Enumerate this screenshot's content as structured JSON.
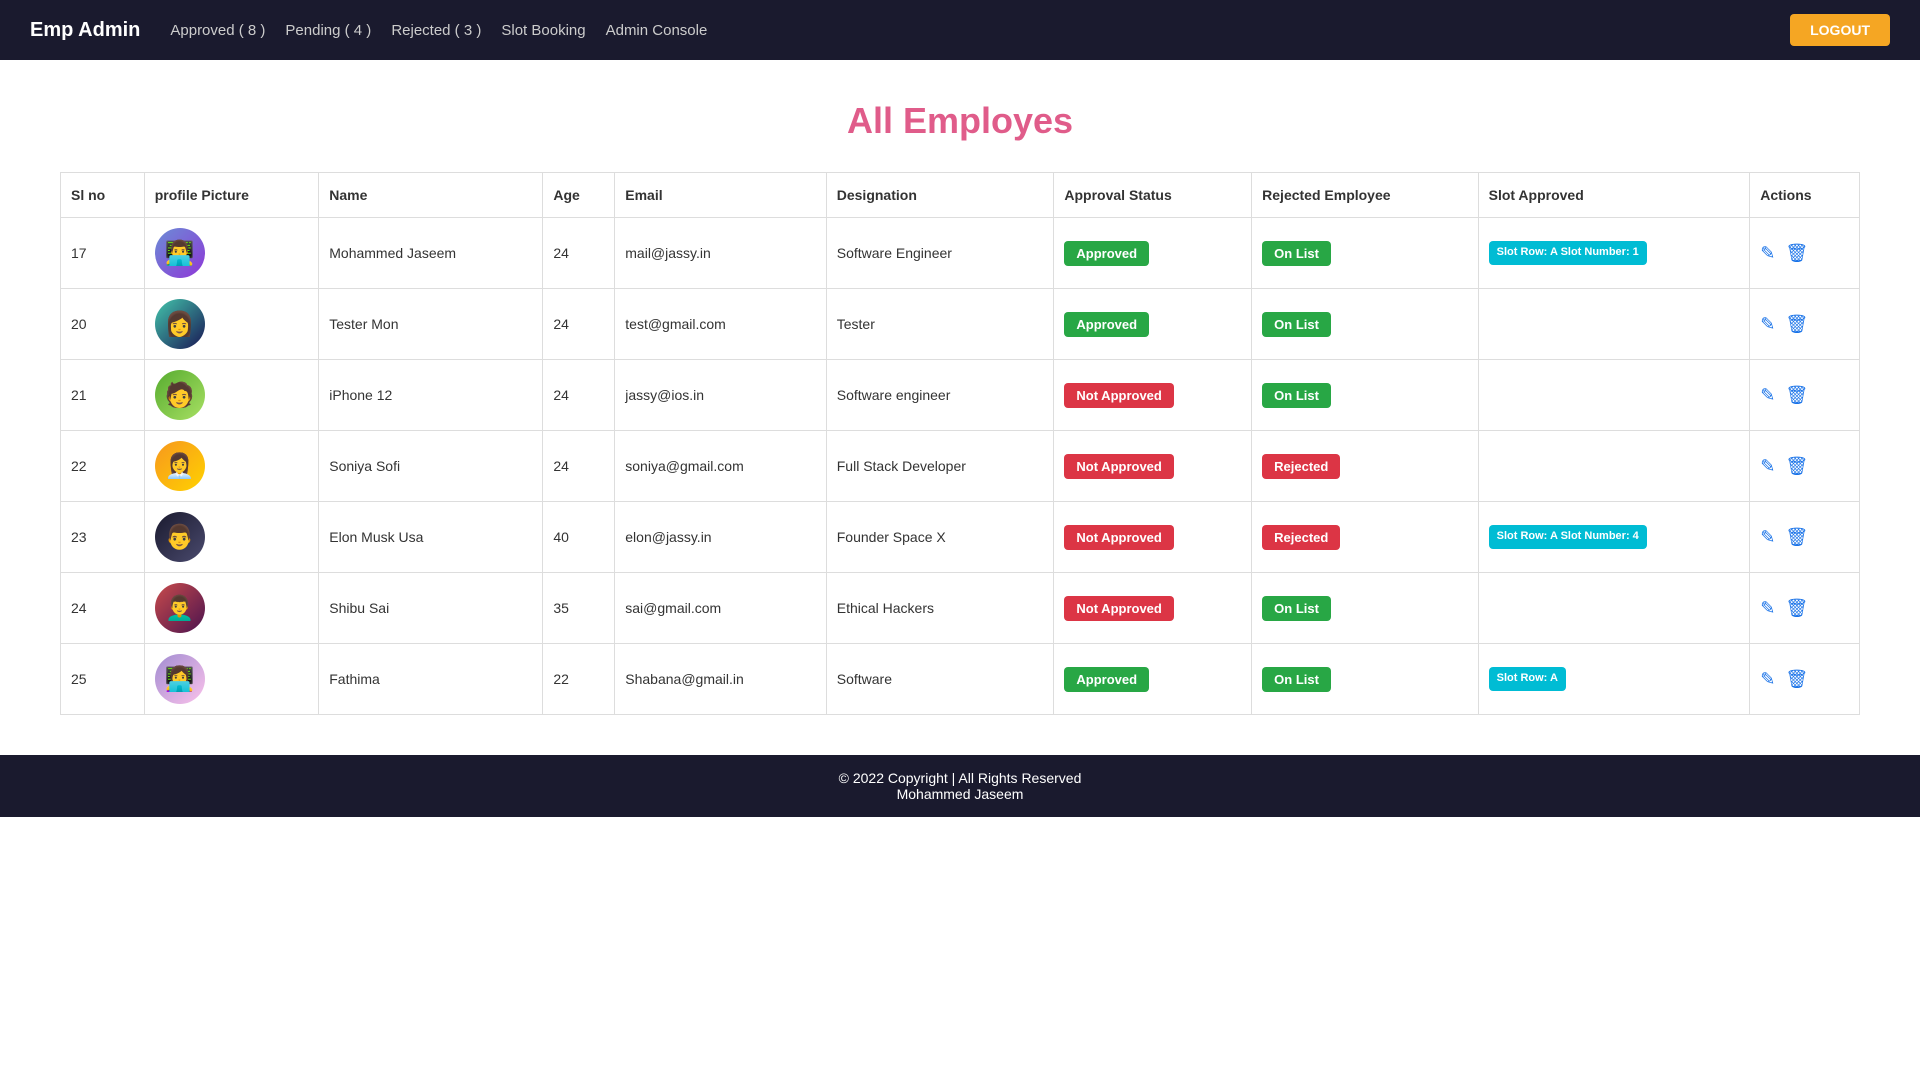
{
  "navbar": {
    "brand": "Emp Admin",
    "links": [
      {
        "label": "Approved ( 8 )",
        "key": "approved"
      },
      {
        "label": "Pending ( 4 )",
        "key": "pending"
      },
      {
        "label": "Rejected ( 3 )",
        "key": "rejected"
      },
      {
        "label": "Slot Booking",
        "key": "slot"
      },
      {
        "label": "Admin Console",
        "key": "admin"
      }
    ],
    "logout_label": "LOGOUT"
  },
  "page": {
    "title": "All Employes"
  },
  "table": {
    "headers": [
      "Sl no",
      "profile Picture",
      "Name",
      "Age",
      "Email",
      "Designation",
      "Approval Status",
      "Rejected Employee",
      "Slot Approved",
      "Actions"
    ],
    "rows": [
      {
        "sl": "17",
        "avatar_class": "avatar-1",
        "avatar_emoji": "👨‍💻",
        "name": "Mohammed Jaseem",
        "age": "24",
        "email": "mail@jassy.in",
        "designation": "Software Engineer",
        "approval_status": "Approved",
        "approval_class": "badge-approved",
        "rejected_status": "On List",
        "rejected_class": "badge-on-list",
        "slot": "Slot Row: A Slot Number: 1",
        "slot_show": true
      },
      {
        "sl": "20",
        "avatar_class": "avatar-2",
        "avatar_emoji": "👩",
        "name": "Tester Mon",
        "age": "24",
        "email": "test@gmail.com",
        "designation": "Tester",
        "approval_status": "Approved",
        "approval_class": "badge-approved",
        "rejected_status": "On List",
        "rejected_class": "badge-on-list",
        "slot": "",
        "slot_show": false
      },
      {
        "sl": "21",
        "avatar_class": "avatar-3",
        "avatar_emoji": "🧑",
        "name": "iPhone 12",
        "age": "24",
        "email": "jassy@ios.in",
        "designation": "Software engineer",
        "approval_status": "Not Approved",
        "approval_class": "badge-not-approved",
        "rejected_status": "On List",
        "rejected_class": "badge-on-list",
        "slot": "",
        "slot_show": false
      },
      {
        "sl": "22",
        "avatar_class": "avatar-4",
        "avatar_emoji": "👩‍💼",
        "name": "Soniya Sofi",
        "age": "24",
        "email": "soniya@gmail.com",
        "designation": "Full Stack Developer",
        "approval_status": "Not Approved",
        "approval_class": "badge-not-approved",
        "rejected_status": "Rejected",
        "rejected_class": "badge-rejected",
        "slot": "",
        "slot_show": false
      },
      {
        "sl": "23",
        "avatar_class": "avatar-5",
        "avatar_emoji": "👨",
        "name": "Elon Musk Usa",
        "age": "40",
        "email": "elon@jassy.in",
        "designation": "Founder Space X",
        "approval_status": "Not Approved",
        "approval_class": "badge-not-approved",
        "rejected_status": "Rejected",
        "rejected_class": "badge-rejected",
        "slot": "Slot Row: A Slot Number: 4",
        "slot_show": true
      },
      {
        "sl": "24",
        "avatar_class": "avatar-6",
        "avatar_emoji": "👨‍🦱",
        "name": "Shibu Sai",
        "age": "35",
        "email": "sai@gmail.com",
        "designation": "Ethical Hackers",
        "approval_status": "Not Approved",
        "approval_class": "badge-not-approved",
        "rejected_status": "On List",
        "rejected_class": "badge-on-list",
        "slot": "",
        "slot_show": false
      },
      {
        "sl": "25",
        "avatar_class": "avatar-7",
        "avatar_emoji": "👩‍💻",
        "name": "Fathima",
        "age": "22",
        "email": "Shabana@gmail.in",
        "designation": "Software",
        "approval_status": "Approved",
        "approval_class": "badge-approved",
        "rejected_status": "On List",
        "rejected_class": "badge-on-list",
        "slot": "Slot Row: A",
        "slot_show": true
      }
    ]
  },
  "footer": {
    "line1": "© 2022 Copyright | All Rights Reserved",
    "line2": "Mohammed Jaseem"
  }
}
○ ○ ○ ○ ○
What is the number of lines in the data holding the word "Mohammed"? Reply with that number only.

* Exercise solution
2